**Stated problem:** Which lines hold the word "name"? Copy each of them.

**A run of records:**
————————

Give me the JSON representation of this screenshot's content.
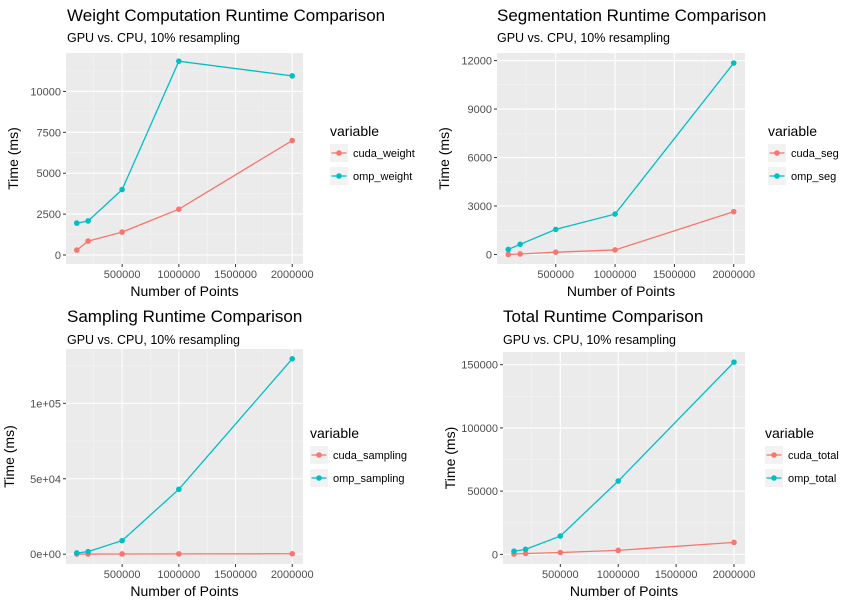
{
  "chart_data": [
    {
      "type": "line",
      "title": "Weight Computation Runtime Comparison",
      "subtitle": "GPU vs. CPU, 10% resampling",
      "xlabel": "Number of Points",
      "ylabel": "Time (ms)",
      "x": [
        100000,
        200000,
        500000,
        1000000,
        2000000
      ],
      "xlim": [
        5000,
        2095000
      ],
      "ylim": [
        -550,
        12350
      ],
      "x_ticks": [
        500000,
        1000000,
        1500000,
        2000000
      ],
      "x_tick_labels": [
        "500000",
        "1000000",
        "1500000",
        "2000000"
      ],
      "y_ticks": [
        0,
        2500,
        5000,
        7500,
        10000
      ],
      "y_tick_labels": [
        "0",
        "2500",
        "5000",
        "7500",
        "10000"
      ],
      "legend_title": "variable",
      "grid": true,
      "series": [
        {
          "name": "cuda_weight",
          "color": "#F8766D",
          "values": [
            300,
            850,
            1400,
            2800,
            7000
          ]
        },
        {
          "name": "omp_weight",
          "color": "#00BFC4",
          "values": [
            1950,
            2080,
            4000,
            11850,
            10950
          ]
        }
      ]
    },
    {
      "type": "line",
      "title": "Segmentation Runtime Comparison",
      "subtitle": "GPU vs. CPU, 10% resampling",
      "xlabel": "Number of Points",
      "ylabel": "Time (ms)",
      "x": [
        100000,
        200000,
        500000,
        1000000,
        2000000
      ],
      "xlim": [
        5000,
        2095000
      ],
      "ylim": [
        -590,
        12470
      ],
      "x_ticks": [
        500000,
        1000000,
        1500000,
        2000000
      ],
      "x_tick_labels": [
        "500000",
        "1000000",
        "1500000",
        "2000000"
      ],
      "y_ticks": [
        0,
        3000,
        6000,
        9000,
        12000
      ],
      "y_tick_labels": [
        "0",
        "3000",
        "6000",
        "9000",
        "12000"
      ],
      "legend_title": "variable",
      "grid": true,
      "series": [
        {
          "name": "cuda_seg",
          "color": "#F8766D",
          "values": [
            0,
            30,
            140,
            280,
            2650
          ]
        },
        {
          "name": "omp_seg",
          "color": "#00BFC4",
          "values": [
            310,
            630,
            1550,
            2500,
            11850
          ]
        }
      ]
    },
    {
      "type": "line",
      "title": "Sampling Runtime Comparison",
      "subtitle": "GPU vs. CPU, 10% resampling",
      "xlabel": "Number of Points",
      "ylabel": "Time (ms)",
      "x": [
        100000,
        200000,
        500000,
        1000000,
        2000000
      ],
      "xlim": [
        5000,
        2095000
      ],
      "ylim": [
        -6500,
        136000
      ],
      "x_ticks": [
        500000,
        1000000,
        1500000,
        2000000
      ],
      "x_tick_labels": [
        "500000",
        "1000000",
        "1500000",
        "2000000"
      ],
      "y_ticks": [
        0,
        50000,
        100000
      ],
      "y_tick_labels": [
        "0e+00",
        "5e+04",
        "1e+05"
      ],
      "legend_title": "variable",
      "grid": true,
      "series": [
        {
          "name": "cuda_sampling",
          "color": "#F8766D",
          "values": [
            100,
            100,
            150,
            200,
            300
          ]
        },
        {
          "name": "omp_sampling",
          "color": "#00BFC4",
          "values": [
            800,
            1700,
            9000,
            43000,
            129500
          ]
        }
      ]
    },
    {
      "type": "line",
      "title": "Total Runtime Comparison",
      "subtitle": "GPU vs. CPU, 10% resampling",
      "xlabel": "Number of Points",
      "ylabel": "Time (ms)",
      "x": [
        100000,
        200000,
        500000,
        1000000,
        2000000
      ],
      "xlim": [
        5000,
        2095000
      ],
      "ylim": [
        -7600,
        160000
      ],
      "x_ticks": [
        500000,
        1000000,
        1500000,
        2000000
      ],
      "x_tick_labels": [
        "500000",
        "1000000",
        "1500000",
        "2000000"
      ],
      "y_ticks": [
        0,
        50000,
        100000,
        150000
      ],
      "y_tick_labels": [
        "0",
        "50000",
        "100000",
        "150000"
      ],
      "legend_title": "variable",
      "grid": true,
      "series": [
        {
          "name": "cuda_total",
          "color": "#F8766D",
          "values": [
            300,
            700,
            1500,
            3200,
            9500
          ]
        },
        {
          "name": "omp_total",
          "color": "#00BFC4",
          "values": [
            2500,
            4000,
            14500,
            58000,
            152000
          ]
        }
      ]
    }
  ]
}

————————

**Exercise result:**
          "name": "cuda_weight",
          "name": "omp_weight",
          "name": "cuda_seg",
          "name": "omp_seg",
          "name": "cuda_sampling",
          "name": "omp_sampling",
          "name": "cuda_total",
          "name": "omp_total",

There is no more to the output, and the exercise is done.